_GOAL OF THE EXERCISE_.
The entries below should be given again exactly, minus their pictures.

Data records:
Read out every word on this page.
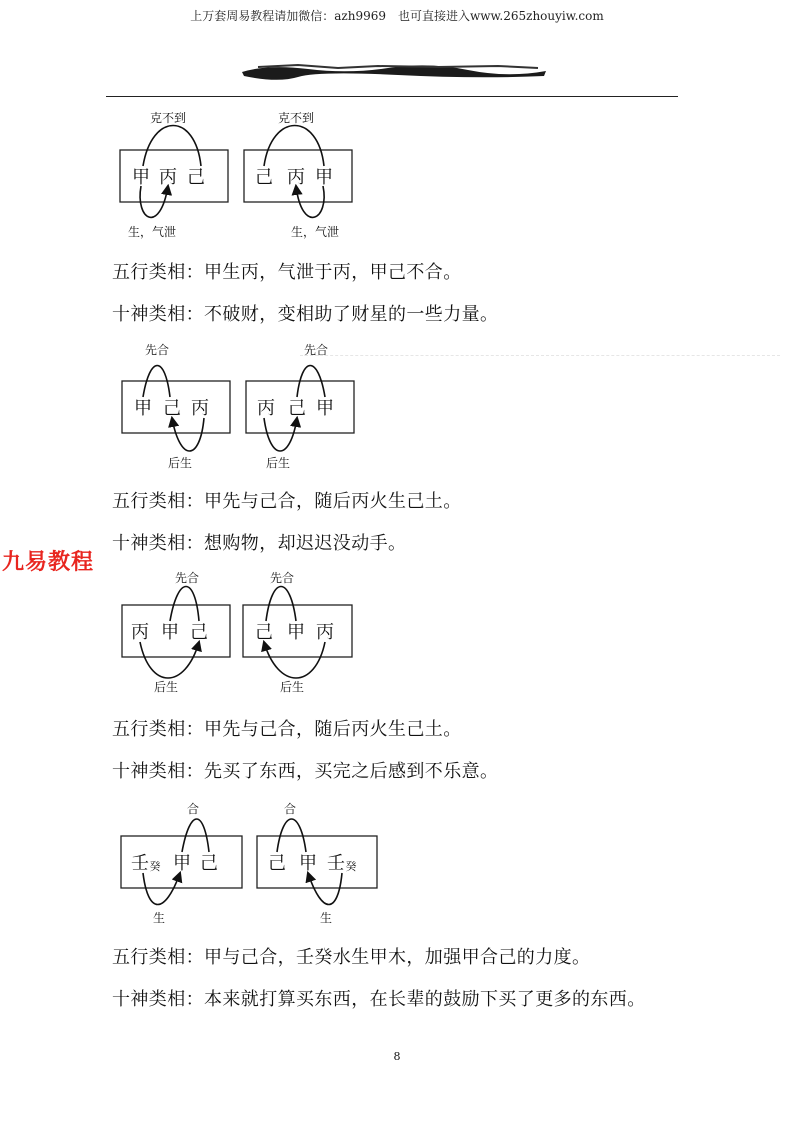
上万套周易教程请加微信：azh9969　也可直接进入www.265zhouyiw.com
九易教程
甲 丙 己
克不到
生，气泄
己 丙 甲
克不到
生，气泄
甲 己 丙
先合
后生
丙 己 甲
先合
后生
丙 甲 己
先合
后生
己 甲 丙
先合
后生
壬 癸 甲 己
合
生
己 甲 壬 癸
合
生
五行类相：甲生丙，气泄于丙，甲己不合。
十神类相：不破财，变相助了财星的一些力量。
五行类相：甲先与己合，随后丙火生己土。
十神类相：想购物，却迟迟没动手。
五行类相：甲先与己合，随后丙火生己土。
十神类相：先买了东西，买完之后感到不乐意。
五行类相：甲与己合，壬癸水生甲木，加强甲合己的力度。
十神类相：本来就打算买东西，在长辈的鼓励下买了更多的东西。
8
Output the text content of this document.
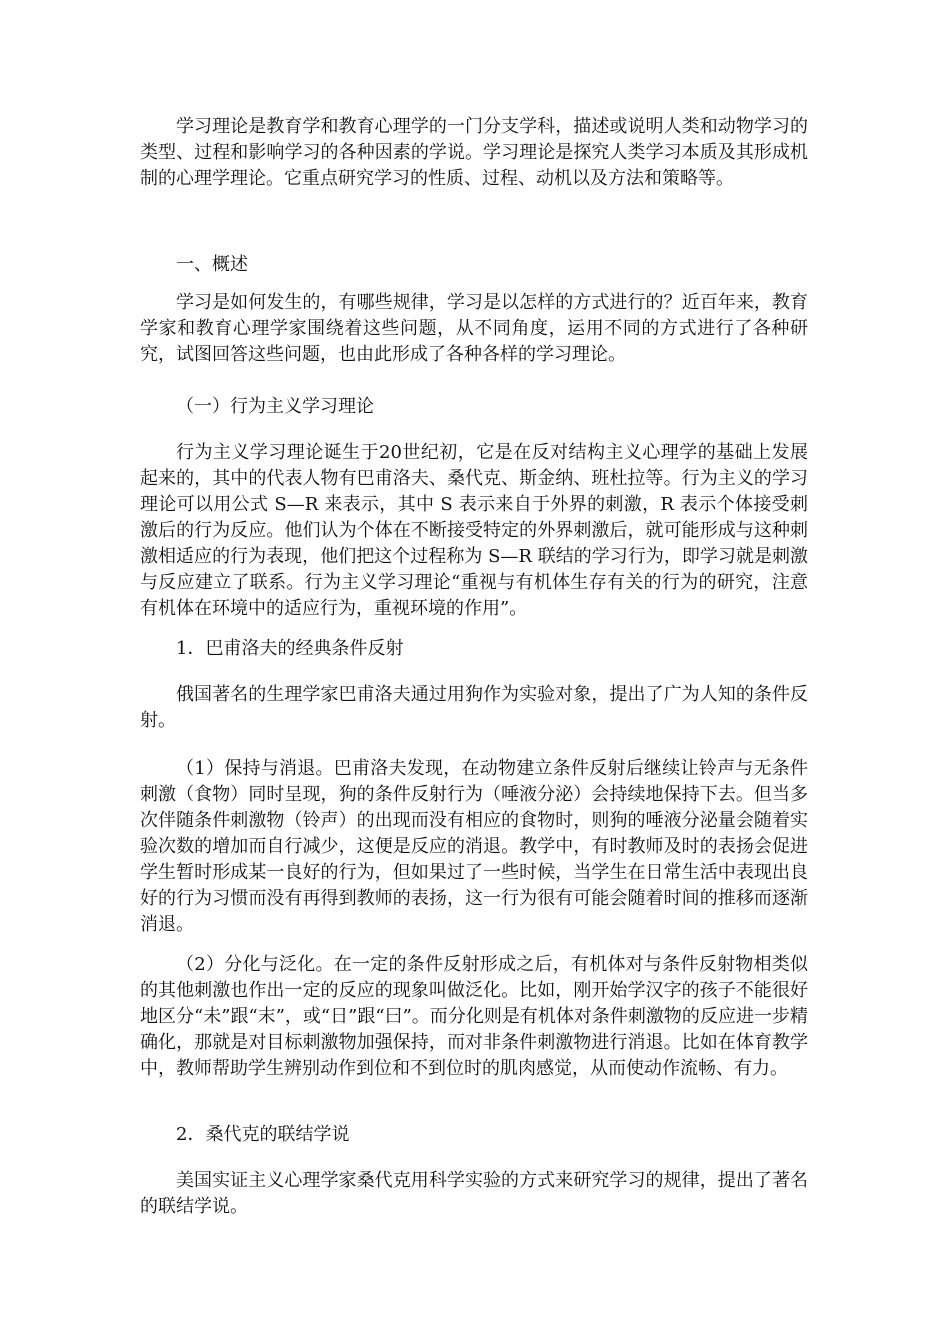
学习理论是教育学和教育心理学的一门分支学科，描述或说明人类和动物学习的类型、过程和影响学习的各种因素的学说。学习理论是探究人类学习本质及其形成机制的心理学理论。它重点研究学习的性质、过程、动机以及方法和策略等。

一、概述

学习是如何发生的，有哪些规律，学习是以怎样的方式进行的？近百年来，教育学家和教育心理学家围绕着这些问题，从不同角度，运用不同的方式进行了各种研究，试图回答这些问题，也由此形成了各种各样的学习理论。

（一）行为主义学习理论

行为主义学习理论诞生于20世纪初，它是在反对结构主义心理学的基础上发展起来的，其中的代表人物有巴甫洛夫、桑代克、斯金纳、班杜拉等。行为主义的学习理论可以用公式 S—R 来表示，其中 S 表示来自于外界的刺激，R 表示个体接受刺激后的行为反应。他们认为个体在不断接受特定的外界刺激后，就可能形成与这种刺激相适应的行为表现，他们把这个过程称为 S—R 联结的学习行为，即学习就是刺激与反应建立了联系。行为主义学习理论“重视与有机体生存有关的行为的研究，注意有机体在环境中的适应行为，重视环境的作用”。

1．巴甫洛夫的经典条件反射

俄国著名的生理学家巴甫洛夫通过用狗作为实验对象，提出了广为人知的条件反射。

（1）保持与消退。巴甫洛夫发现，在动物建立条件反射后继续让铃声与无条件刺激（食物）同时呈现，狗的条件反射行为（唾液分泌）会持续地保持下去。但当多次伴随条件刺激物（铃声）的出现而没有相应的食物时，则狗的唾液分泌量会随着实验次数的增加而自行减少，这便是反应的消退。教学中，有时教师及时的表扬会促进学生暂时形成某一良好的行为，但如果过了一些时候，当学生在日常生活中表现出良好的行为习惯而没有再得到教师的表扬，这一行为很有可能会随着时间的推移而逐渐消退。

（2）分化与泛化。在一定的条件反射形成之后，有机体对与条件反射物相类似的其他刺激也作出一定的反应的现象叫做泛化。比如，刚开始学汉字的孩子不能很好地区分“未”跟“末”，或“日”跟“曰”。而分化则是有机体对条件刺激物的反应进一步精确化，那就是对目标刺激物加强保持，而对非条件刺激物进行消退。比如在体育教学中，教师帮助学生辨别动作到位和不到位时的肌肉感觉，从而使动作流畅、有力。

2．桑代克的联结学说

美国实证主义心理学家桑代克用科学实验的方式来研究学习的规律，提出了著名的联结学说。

_RESULT_.
Read out every word on this page.
上万套周易教程请加微信：azh9969　也可直接进入www.265zhouyiw.com
九易教程
甲 丙 己
克不到
生，气泄
己 丙 甲
克不到
生，气泄
甲 己 丙
先合
后生
丙 己 甲
先合
后生
丙 甲 己
先合
后生
己 甲 丙
先合
后生
壬 癸 甲 己
合
生
己 甲 壬 癸
合
生
五行类相：甲生丙，气泄于丙，甲己不合。
十神类相：不破财，变相助了财星的一些力量。
五行类相：甲先与己合，随后丙火生己土。
十神类相：想购物，却迟迟没动手。
五行类相：甲先与己合，随后丙火生己土。
十神类相：先买了东西，买完之后感到不乐意。
五行类相：甲与己合，壬癸水生甲木，加强甲合己的力度。
十神类相：本来就打算买东西，在长辈的鼓励下买了更多的东西。
8
Output the text content of this document.
学习理论是教育学和教育心理学的一门分支学科，描述或说明人类和动物学习的类型、过程和影响学习的各种因素的学说。学习理论是探究人类学习本质及其形成机制的心理学理论。它重点研究学习的性质、过程、动机以及方法和策略等。

一、概述

学习是如何发生的，有哪些规律，学习是以怎样的方式进行的？近百年来，教育学家和教育心理学家围绕着这些问题，从不同角度，运用不同的方式进行了各种研究，试图回答这些问题，也由此形成了各种各样的学习理论。

（一）行为主义学习理论

行为主义学习理论诞生于20世纪初，它是在反对结构主义心理学的基础上发展起来的，其中的代表人物有巴甫洛夫、桑代克、斯金纳、班杜拉等。行为主义的学习理论可以用公式 S—R 来表示，其中 S 表示来自于外界的刺激，R 表示个体接受刺激后的行为反应。他们认为个体在不断接受特定的外界刺激后，就可能形成与这种刺激相适应的行为表现，他们把这个过程称为 S—R 联结的学习行为，即学习就是刺激与反应建立了联系。行为主义学习理论“重视与有机体生存有关的行为的研究，注意有机体在环境中的适应行为，重视环境的作用”。

1．巴甫洛夫的经典条件反射

俄国著名的生理学家巴甫洛夫通过用狗作为实验对象，提出了广为人知的条件反射。

（1）保持与消退。巴甫洛夫发现，在动物建立条件反射后继续让铃声与无条件刺激（食物）同时呈现，狗的条件反射行为（唾液分泌）会持续地保持下去。但当多次伴随条件刺激物（铃声）的出现而没有相应的食物时，则狗的唾液分泌量会随着实验次数的增加而自行减少，这便是反应的消退。教学中，有时教师及时的表扬会促进学生暂时形成某一良好的行为，但如果过了一些时候，当学生在日常生活中表现出良好的行为习惯而没有再得到教师的表扬，这一行为很有可能会随着时间的推移而逐渐消退。

（2）分化与泛化。在一定的条件反射形成之后，有机体对与条件反射物相类似的其他刺激也作出一定的反应的现象叫做泛化。比如，刚开始学汉字的孩子不能很好地区分“未”跟“末”，或“日”跟“曰”。而分化则是有机体对条件刺激物的反应进一步精确化，那就是对目标刺激物加强保持，而对非条件刺激物进行消退。比如在体育教学中，教师帮助学生辨别动作到位和不到位时的肌肉感觉，从而使动作流畅、有力。

2．桑代克的联结学说

美国实证主义心理学家桑代克用科学实验的方式来研究学习的规律，提出了著名的联结学说。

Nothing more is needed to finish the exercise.